Directions => Your job is to retype all of the data word for word, leaving every image out.
■ ■ ■
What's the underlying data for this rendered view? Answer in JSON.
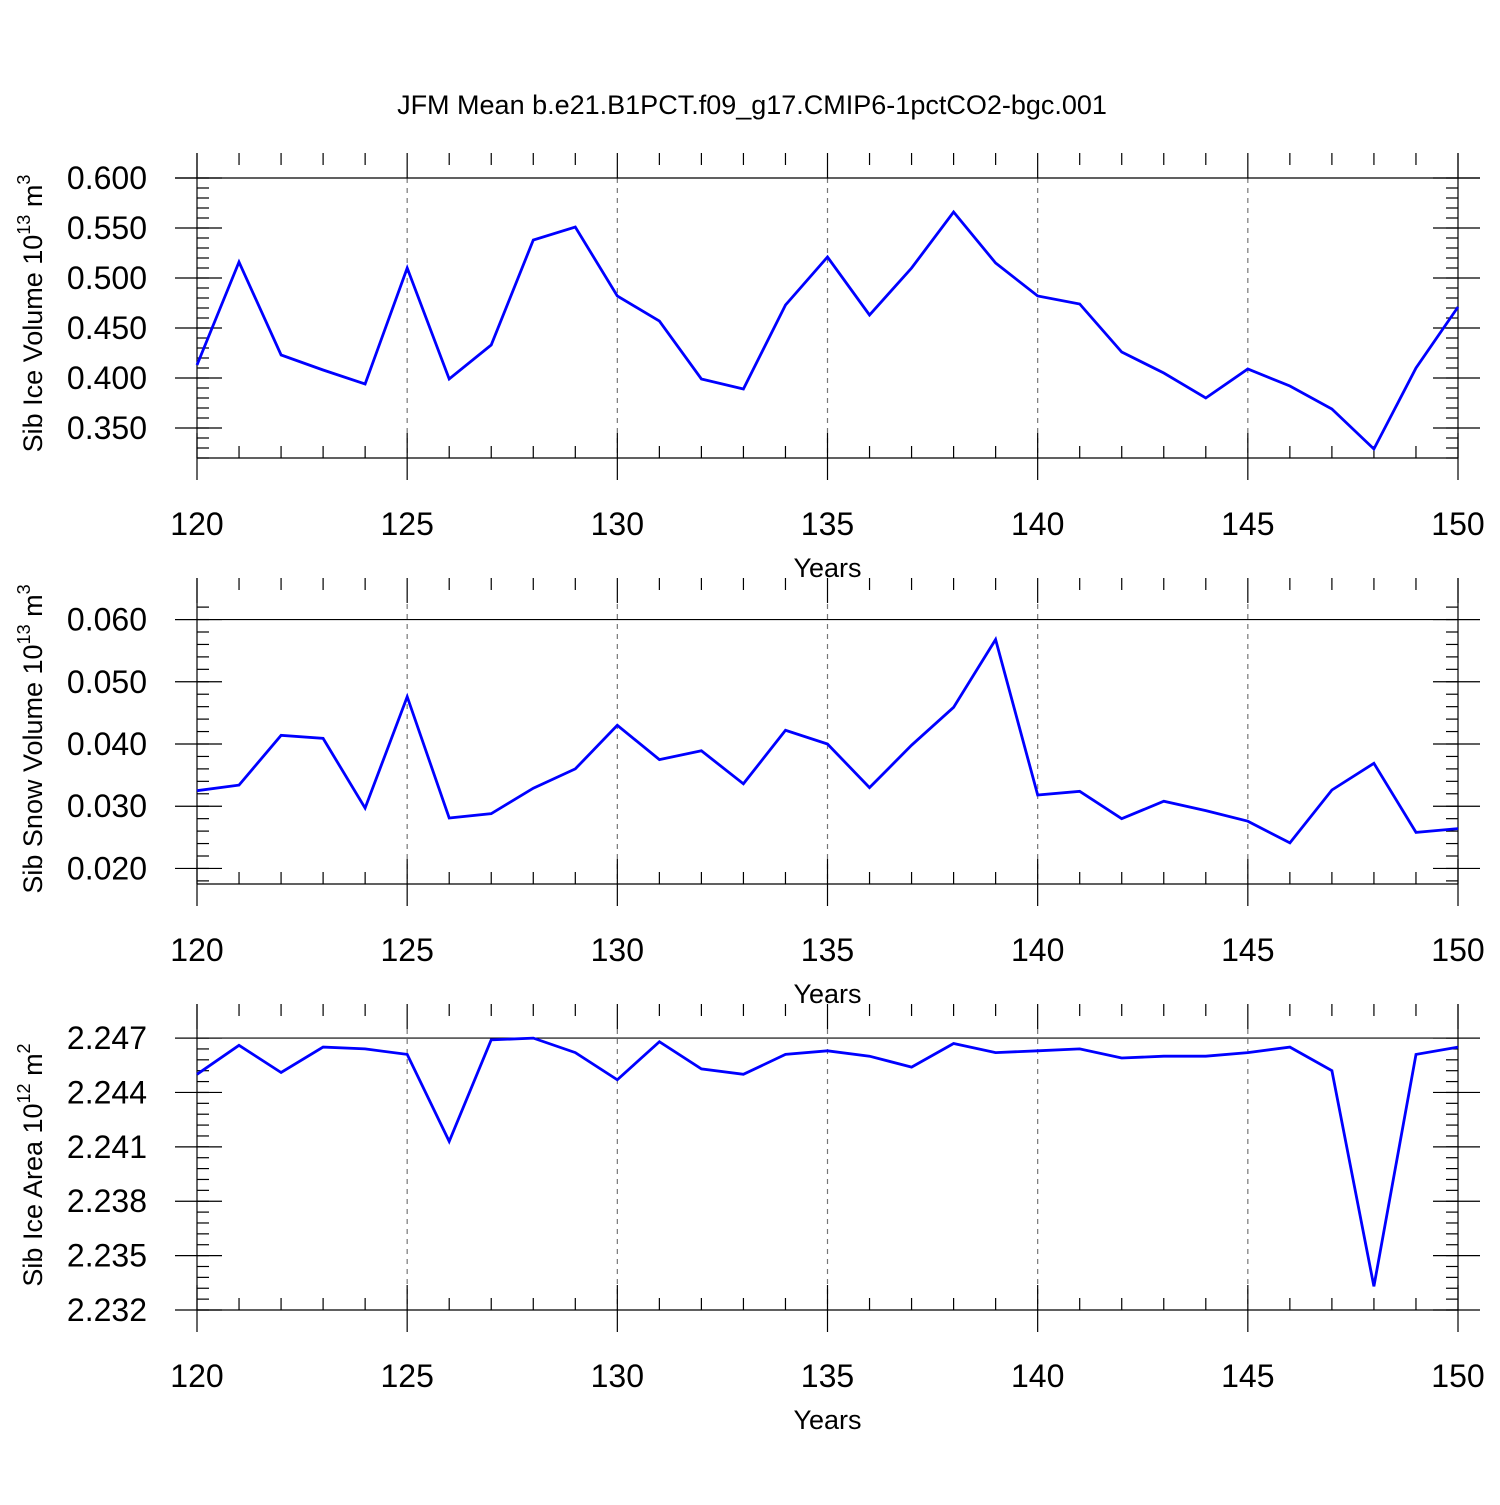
{
  "title": "JFM Mean b.e21.B1PCT.f09_g17.CMIP6-1pctCO2-bgc.001",
  "line_color": "#0000ff",
  "chart_data": [
    {
      "type": "line",
      "ylabel_main": "Sib Ice Volume 10",
      "ylabel_exp": "13",
      "ylabel_unit": " m",
      "ylabel_unit_exp": "3",
      "xlabel": "Years",
      "xlim": [
        120,
        150
      ],
      "ylim": [
        0.32,
        0.6
      ],
      "yticks": [
        0.35,
        0.4,
        0.45,
        0.5,
        0.55,
        0.6
      ],
      "ytick_labels": [
        "0.350",
        "0.400",
        "0.450",
        "0.500",
        "0.550",
        "0.600"
      ],
      "xticks": [
        120,
        125,
        130,
        135,
        140,
        145,
        150
      ],
      "xtick_labels": [
        "120",
        "125",
        "130",
        "135",
        "140",
        "145",
        "150"
      ],
      "ref_line": 0.6,
      "x": [
        120,
        121,
        122,
        123,
        124,
        125,
        126,
        127,
        128,
        129,
        130,
        131,
        132,
        133,
        134,
        135,
        136,
        137,
        138,
        139,
        140,
        141,
        142,
        143,
        144,
        145,
        146,
        147,
        148,
        149,
        150
      ],
      "values": [
        0.413,
        0.516,
        0.423,
        0.408,
        0.394,
        0.51,
        0.399,
        0.433,
        0.538,
        0.551,
        0.482,
        0.457,
        0.399,
        0.389,
        0.473,
        0.521,
        0.463,
        0.51,
        0.566,
        0.515,
        0.482,
        0.474,
        0.426,
        0.405,
        0.38,
        0.409,
        0.392,
        0.369,
        0.329,
        0.41,
        0.471
      ]
    },
    {
      "type": "line",
      "ylabel_main": "Sib Snow Volume 10",
      "ylabel_exp": "13",
      "ylabel_unit": " m",
      "ylabel_unit_exp": "3",
      "xlabel": "Years",
      "xlim": [
        120,
        150
      ],
      "ylim": [
        0.0175,
        0.0625
      ],
      "yticks": [
        0.02,
        0.03,
        0.04,
        0.05,
        0.06
      ],
      "ytick_labels": [
        "0.020",
        "0.030",
        "0.040",
        "0.050",
        "0.060"
      ],
      "xticks": [
        120,
        125,
        130,
        135,
        140,
        145,
        150
      ],
      "xtick_labels": [
        "120",
        "125",
        "130",
        "135",
        "140",
        "145",
        "150"
      ],
      "ref_line": 0.06,
      "x": [
        120,
        121,
        122,
        123,
        124,
        125,
        126,
        127,
        128,
        129,
        130,
        131,
        132,
        133,
        134,
        135,
        136,
        137,
        138,
        139,
        140,
        141,
        142,
        143,
        144,
        145,
        146,
        147,
        148,
        149,
        150
      ],
      "values": [
        0.0325,
        0.0334,
        0.0414,
        0.0409,
        0.0297,
        0.0476,
        0.0281,
        0.0288,
        0.0329,
        0.036,
        0.043,
        0.0375,
        0.0389,
        0.0336,
        0.0422,
        0.04,
        0.033,
        0.0398,
        0.0459,
        0.0568,
        0.0318,
        0.0324,
        0.028,
        0.0308,
        0.0293,
        0.0276,
        0.0241,
        0.0326,
        0.0369,
        0.0258,
        0.0264
      ]
    },
    {
      "type": "line",
      "ylabel_main": "Sib Ice Area 10",
      "ylabel_exp": "12",
      "ylabel_unit": " m",
      "ylabel_unit_exp": "2",
      "xlabel": "Years",
      "xlim": [
        120,
        150
      ],
      "ylim": [
        2.232,
        2.2475
      ],
      "yticks": [
        2.232,
        2.235,
        2.238,
        2.241,
        2.244,
        2.247
      ],
      "ytick_labels": [
        "2.232",
        "2.235",
        "2.238",
        "2.241",
        "2.244",
        "2.247"
      ],
      "xticks": [
        120,
        125,
        130,
        135,
        140,
        145,
        150
      ],
      "xtick_labels": [
        "120",
        "125",
        "130",
        "135",
        "140",
        "145",
        "150"
      ],
      "ref_line": 2.247,
      "x": [
        120,
        121,
        122,
        123,
        124,
        125,
        126,
        127,
        128,
        129,
        130,
        131,
        132,
        133,
        134,
        135,
        136,
        137,
        138,
        139,
        140,
        141,
        142,
        143,
        144,
        145,
        146,
        147,
        148,
        149,
        150
      ],
      "values": [
        2.245,
        2.2466,
        2.2451,
        2.2465,
        2.2464,
        2.2461,
        2.2413,
        2.2469,
        2.247,
        2.2462,
        2.2447,
        2.2468,
        2.2453,
        2.245,
        2.2461,
        2.2463,
        2.246,
        2.2454,
        2.2467,
        2.2462,
        2.2463,
        2.2464,
        2.2459,
        2.246,
        2.246,
        2.2462,
        2.2465,
        2.2452,
        2.2333,
        2.2461,
        2.2465
      ]
    }
  ]
}
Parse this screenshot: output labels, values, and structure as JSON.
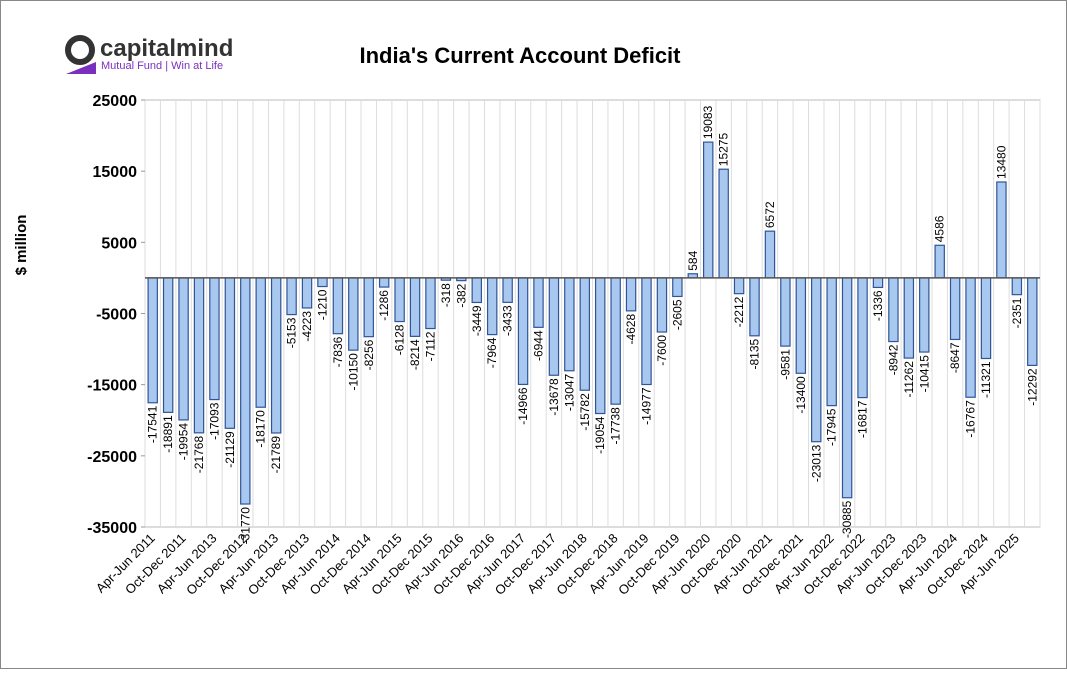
{
  "logo": {
    "name": "capitalmind",
    "tagline": "Mutual Fund | Win at Life"
  },
  "chart_data": {
    "type": "bar",
    "title": "India's Current Account Deficit",
    "y_label": "$ million",
    "categories": [
      "Apr-Jun 2011",
      null,
      "Oct-Dec 2011",
      null,
      "Apr-Jun 2013",
      null,
      "Oct-Dec 2012",
      null,
      "Apr-Jun 2013",
      null,
      "Oct-Dec 2013",
      null,
      "Apr-Jun 2014",
      null,
      "Oct-Dec 2014",
      null,
      "Apr-Jun 2015",
      null,
      "Oct-Dec 2015",
      null,
      "Apr-Jun 2016",
      null,
      "Oct-Dec 2016",
      null,
      "Apr-Jun 2017",
      null,
      "Oct-Dec 2017",
      null,
      "Apr-Jun 2018",
      null,
      "Oct-Dec 2018",
      null,
      "Apr-Jun 2019",
      null,
      "Oct-Dec 2019",
      null,
      "Apr-Jun 2020",
      null,
      "Oct-Dec 2020",
      null,
      "Apr-Jun 2021",
      null,
      "Oct-Dec 2021",
      null,
      "Apr-Jun 2022",
      null,
      "Oct-Dec 2022",
      null,
      "Apr-Jun 2023",
      null,
      "Oct-Dec 2023",
      null,
      "Apr-Jun 2024",
      null,
      "Oct-Dec 2024",
      null,
      "Apr-Jun 2025",
      null
    ],
    "values": [
      -17541,
      -18891,
      -19954,
      -21768,
      -17093,
      -21129,
      -31770,
      -18170,
      -21789,
      -5153,
      -4223,
      -1210,
      -7836,
      -10150,
      -8256,
      -1286,
      -6128,
      -8214,
      -7112,
      -318,
      -382,
      -3449,
      -7964,
      -3433,
      -14966,
      -6944,
      -13678,
      -13047,
      -15782,
      -19054,
      -17738,
      -4628,
      -14977,
      -7600,
      -2605,
      584,
      19083,
      15275,
      -2212,
      -8135,
      6572,
      -9581,
      -13400,
      -23013,
      -17945,
      -30885,
      -16817,
      -1336,
      -8942,
      -11262,
      -10415,
      4586,
      -8647,
      -16767,
      -11321,
      13480,
      -2351,
      -12292
    ],
    "color": "#a9c8f0",
    "edge_color": "#2f5597",
    "ylim": [
      -35000,
      25000
    ],
    "yticks": [
      25000,
      15000,
      5000,
      -5000,
      -15000,
      -25000,
      -35000
    ],
    "grid": true
  }
}
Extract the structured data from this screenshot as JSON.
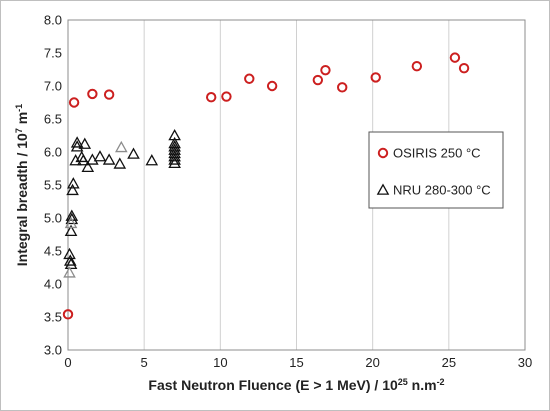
■ ■ ■
Answer to this problem =>
What's the underlying data for this rendered view? Answer in JSON.
{
  "title": "JFM Mean b.e21.B1PCT.f09_g17.CMIP6-1pctCO2-bgc.001",
  "line_color": "#0000ff",
  "chart_data": [
    {
      "type": "line",
      "ylabel_main": "Sib Ice Volume 10",
      "ylabel_exp": "13",
      "ylabel_unit": " m",
      "ylabel_unit_exp": "3",
      "xlabel": "Years",
      "xlim": [
        120,
        150
      ],
      "ylim": [
        0.32,
        0.6
      ],
      "yticks": [
        0.35,
        0.4,
        0.45,
        0.5,
        0.55,
        0.6
      ],
      "ytick_labels": [
        "0.350",
        "0.400",
        "0.450",
        "0.500",
        "0.550",
        "0.600"
      ],
      "xticks": [
        120,
        125,
        130,
        135,
        140,
        145,
        150
      ],
      "xtick_labels": [
        "120",
        "125",
        "130",
        "135",
        "140",
        "145",
        "150"
      ],
      "ref_line": 0.6,
      "x": [
        120,
        121,
        122,
        123,
        124,
        125,
        126,
        127,
        128,
        129,
        130,
        131,
        132,
        133,
        134,
        135,
        136,
        137,
        138,
        139,
        140,
        141,
        142,
        143,
        144,
        145,
        146,
        147,
        148,
        149,
        150
      ],
      "values": [
        0.413,
        0.516,
        0.423,
        0.408,
        0.394,
        0.51,
        0.399,
        0.433,
        0.538,
        0.551,
        0.482,
        0.457,
        0.399,
        0.389,
        0.473,
        0.521,
        0.463,
        0.51,
        0.566,
        0.515,
        0.482,
        0.474,
        0.426,
        0.405,
        0.38,
        0.409,
        0.392,
        0.369,
        0.329,
        0.41,
        0.471
      ]
    },
    {
      "type": "line",
      "ylabel_main": "Sib Snow Volume 10",
      "ylabel_exp": "13",
      "ylabel_unit": " m",
      "ylabel_unit_exp": "3",
      "xlabel": "Years",
      "xlim": [
        120,
        150
      ],
      "ylim": [
        0.0175,
        0.0625
      ],
      "yticks": [
        0.02,
        0.03,
        0.04,
        0.05,
        0.06
      ],
      "ytick_labels": [
        "0.020",
        "0.030",
        "0.040",
        "0.050",
        "0.060"
      ],
      "xticks": [
        120,
        125,
        130,
        135,
        140,
        145,
        150
      ],
      "xtick_labels": [
        "120",
        "125",
        "130",
        "135",
        "140",
        "145",
        "150"
      ],
      "ref_line": 0.06,
      "x": [
        120,
        121,
        122,
        123,
        124,
        125,
        126,
        127,
        128,
        129,
        130,
        131,
        132,
        133,
        134,
        135,
        136,
        137,
        138,
        139,
        140,
        141,
        142,
        143,
        144,
        145,
        146,
        147,
        148,
        149,
        150
      ],
      "values": [
        0.0325,
        0.0334,
        0.0414,
        0.0409,
        0.0297,
        0.0476,
        0.0281,
        0.0288,
        0.0329,
        0.036,
        0.043,
        0.0375,
        0.0389,
        0.0336,
        0.0422,
        0.04,
        0.033,
        0.0398,
        0.0459,
        0.0568,
        0.0318,
        0.0324,
        0.028,
        0.0308,
        0.0293,
        0.0276,
        0.0241,
        0.0326,
        0.0369,
        0.0258,
        0.0264
      ]
    },
    {
      "type": "line",
      "ylabel_main": "Sib Ice Area 10",
      "ylabel_exp": "12",
      "ylabel_unit": " m",
      "ylabel_unit_exp": "2",
      "xlabel": "Years",
      "xlim": [
        120,
        150
      ],
      "ylim": [
        2.232,
        2.2475
      ],
      "yticks": [
        2.232,
        2.235,
        2.238,
        2.241,
        2.244,
        2.247
      ],
      "ytick_labels": [
        "2.232",
        "2.235",
        "2.238",
        "2.241",
        "2.244",
        "2.247"
      ],
      "xticks": [
        120,
        125,
        130,
        135,
        140,
        145,
        150
      ],
      "xtick_labels": [
        "120",
        "125",
        "130",
        "135",
        "140",
        "145",
        "150"
      ],
      "ref_line": 2.247,
      "x": [
        120,
        121,
        122,
        123,
        124,
        125,
        126,
        127,
        128,
        129,
        130,
        131,
        132,
        133,
        134,
        135,
        136,
        137,
        138,
        139,
        140,
        141,
        142,
        143,
        144,
        145,
        146,
        147,
        148,
        149,
        150
      ],
      "values": [
        2.245,
        2.2466,
        2.2451,
        2.2465,
        2.2464,
        2.2461,
        2.2413,
        2.2469,
        2.247,
        2.2462,
        2.2447,
        2.2468,
        2.2453,
        2.245,
        2.2461,
        2.2463,
        2.246,
        2.2454,
        2.2467,
        2.2462,
        2.2463,
        2.2464,
        2.2459,
        2.246,
        2.246,
        2.2462,
        2.2465,
        2.2452,
        2.2333,
        2.2461,
        2.2465
      ]
    }
  ]
}
Parse this screenshot: output labels, values, and structure as JSON.
{
  "logo": {
    "name": "capitalmind",
    "tagline": "Mutual Fund | Win at Life"
  },
  "chart_data": {
    "type": "bar",
    "title": "India's Current Account Deficit",
    "y_label": "$ million",
    "categories": [
      "Apr-Jun 2011",
      null,
      "Oct-Dec 2011",
      null,
      "Apr-Jun 2013",
      null,
      "Oct-Dec 2012",
      null,
      "Apr-Jun 2013",
      null,
      "Oct-Dec 2013",
      null,
      "Apr-Jun 2014",
      null,
      "Oct-Dec 2014",
      null,
      "Apr-Jun 2015",
      null,
      "Oct-Dec 2015",
      null,
      "Apr-Jun 2016",
      null,
      "Oct-Dec 2016",
      null,
      "Apr-Jun 2017",
      null,
      "Oct-Dec 2017",
      null,
      "Apr-Jun 2018",
      null,
      "Oct-Dec 2018",
      null,
      "Apr-Jun 2019",
      null,
      "Oct-Dec 2019",
      null,
      "Apr-Jun 2020",
      null,
      "Oct-Dec 2020",
      null,
      "Apr-Jun 2021",
      null,
      "Oct-Dec 2021",
      null,
      "Apr-Jun 2022",
      null,
      "Oct-Dec 2022",
      null,
      "Apr-Jun 2023",
      null,
      "Oct-Dec 2023",
      null,
      "Apr-Jun 2024",
      null,
      "Oct-Dec 2024",
      null,
      "Apr-Jun 2025",
      null
    ],
    "values": [
      -17541,
      -18891,
      -19954,
      -21768,
      -17093,
      -21129,
      -31770,
      -18170,
      -21789,
      -5153,
      -4223,
      -1210,
      -7836,
      -10150,
      -8256,
      -1286,
      -6128,
      -8214,
      -7112,
      -318,
      -382,
      -3449,
      -7964,
      -3433,
      -14966,
      -6944,
      -13678,
      -13047,
      -15782,
      -19054,
      -17738,
      -4628,
      -14977,
      -7600,
      -2605,
      584,
      19083,
      15275,
      -2212,
      -8135,
      6572,
      -9581,
      -13400,
      -23013,
      -17945,
      -30885,
      -16817,
      -1336,
      -8942,
      -11262,
      -10415,
      4586,
      -8647,
      -16767,
      -11321,
      13480,
      -2351,
      -12292
    ],
    "color": "#a9c8f0",
    "edge_color": "#2f5597",
    "ylim": [
      -35000,
      25000
    ],
    "yticks": [
      25000,
      15000,
      5000,
      -5000,
      -15000,
      -25000,
      -35000
    ],
    "grid": true
  }
}
Extract the structured data from this screenshot as JSON.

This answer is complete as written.